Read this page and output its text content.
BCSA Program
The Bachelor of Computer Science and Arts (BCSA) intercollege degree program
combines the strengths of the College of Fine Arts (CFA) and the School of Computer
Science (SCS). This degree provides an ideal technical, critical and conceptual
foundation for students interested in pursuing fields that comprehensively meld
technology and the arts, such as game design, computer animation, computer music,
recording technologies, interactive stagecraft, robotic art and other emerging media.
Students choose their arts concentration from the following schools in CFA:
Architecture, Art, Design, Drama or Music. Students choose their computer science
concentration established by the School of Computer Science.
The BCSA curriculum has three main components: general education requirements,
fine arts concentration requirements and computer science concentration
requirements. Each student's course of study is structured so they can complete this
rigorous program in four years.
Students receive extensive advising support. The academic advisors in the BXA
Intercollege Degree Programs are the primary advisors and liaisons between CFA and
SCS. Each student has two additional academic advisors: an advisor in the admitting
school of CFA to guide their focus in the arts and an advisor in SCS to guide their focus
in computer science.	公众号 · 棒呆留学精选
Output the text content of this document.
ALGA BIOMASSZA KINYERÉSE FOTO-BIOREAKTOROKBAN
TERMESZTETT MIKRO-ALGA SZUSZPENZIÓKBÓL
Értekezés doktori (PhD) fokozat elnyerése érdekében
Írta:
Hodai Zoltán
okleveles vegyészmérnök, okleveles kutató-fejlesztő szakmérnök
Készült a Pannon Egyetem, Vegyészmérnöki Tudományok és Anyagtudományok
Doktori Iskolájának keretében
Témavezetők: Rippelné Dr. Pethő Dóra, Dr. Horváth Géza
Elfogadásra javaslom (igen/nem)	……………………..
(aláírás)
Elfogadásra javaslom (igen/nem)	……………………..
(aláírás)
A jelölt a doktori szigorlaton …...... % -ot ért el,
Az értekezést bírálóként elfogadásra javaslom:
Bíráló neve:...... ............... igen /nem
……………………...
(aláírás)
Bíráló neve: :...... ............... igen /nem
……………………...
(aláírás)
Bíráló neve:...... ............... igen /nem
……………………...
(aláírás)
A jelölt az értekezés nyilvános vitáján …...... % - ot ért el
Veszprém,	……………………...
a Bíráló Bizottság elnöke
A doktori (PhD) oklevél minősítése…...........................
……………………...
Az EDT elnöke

> _Set task_: Set down all of the records shown above once more, exactly.

> _Response to the exercise_:
Read this page and output its text content.
BCSA Program
The Bachelor of Computer Science and Arts (BCSA) intercollege degree program
combines the strengths of the College of Fine Arts (CFA) and the School of Computer
Science (SCS). This degree provides an ideal technical, critical and conceptual
foundation for students interested in pursuing fields that comprehensively meld
technology and the arts, such as game design, computer animation, computer music,
recording technologies, interactive stagecraft, robotic art and other emerging media.
Students choose their arts concentration from the following schools in CFA:
Architecture, Art, Design, Drama or Music. Students choose their computer science
concentration established by the School of Computer Science.
The BCSA curriculum has three main components: general education requirements,
fine arts concentration requirements and computer science concentration
requirements. Each student's course of study is structured so they can complete this
rigorous program in four years.
Students receive extensive advising support. The academic advisors in the BXA
Intercollege Degree Programs are the primary advisors and liaisons between CFA and
SCS. Each student has two additional academic advisors: an advisor in the admitting
school of CFA to guide their focus in the arts and an advisor in SCS to guide their focus
in computer science.	公众号 · 棒呆留学精选
Output the text content of this document.
ALGA BIOMASSZA KINYERÉSE FOTO-BIOREAKTOROKBAN
TERMESZTETT MIKRO-ALGA SZUSZPENZIÓKBÓL
Értekezés doktori (PhD) fokozat elnyerése érdekében
Írta:
Hodai Zoltán
okleveles vegyészmérnök, okleveles kutató-fejlesztő szakmérnök
Készült a Pannon Egyetem, Vegyészmérnöki Tudományok és Anyagtudományok
Doktori Iskolájának keretében
Témavezetők: Rippelné Dr. Pethő Dóra, Dr. Horváth Géza
Elfogadásra javaslom (igen/nem)	……………………..
(aláírás)
Elfogadásra javaslom (igen/nem)	……………………..
(aláírás)
A jelölt a doktori szigorlaton …...... % -ot ért el,
Az értekezést bírálóként elfogadásra javaslom:
Bíráló neve:...... ............... igen /nem
……………………...
(aláírás)
Bíráló neve: :...... ............... igen /nem
……………………...
(aláírás)
Bíráló neve:...... ............... igen /nem
……………………...
(aláírás)
A jelölt az értekezés nyilvános vitáján …...... % - ot ért el
Veszprém,	……………………...
a Bíráló Bizottság elnöke
A doktori (PhD) oklevél minősítése…...........................
……………………...
Az EDT elnöke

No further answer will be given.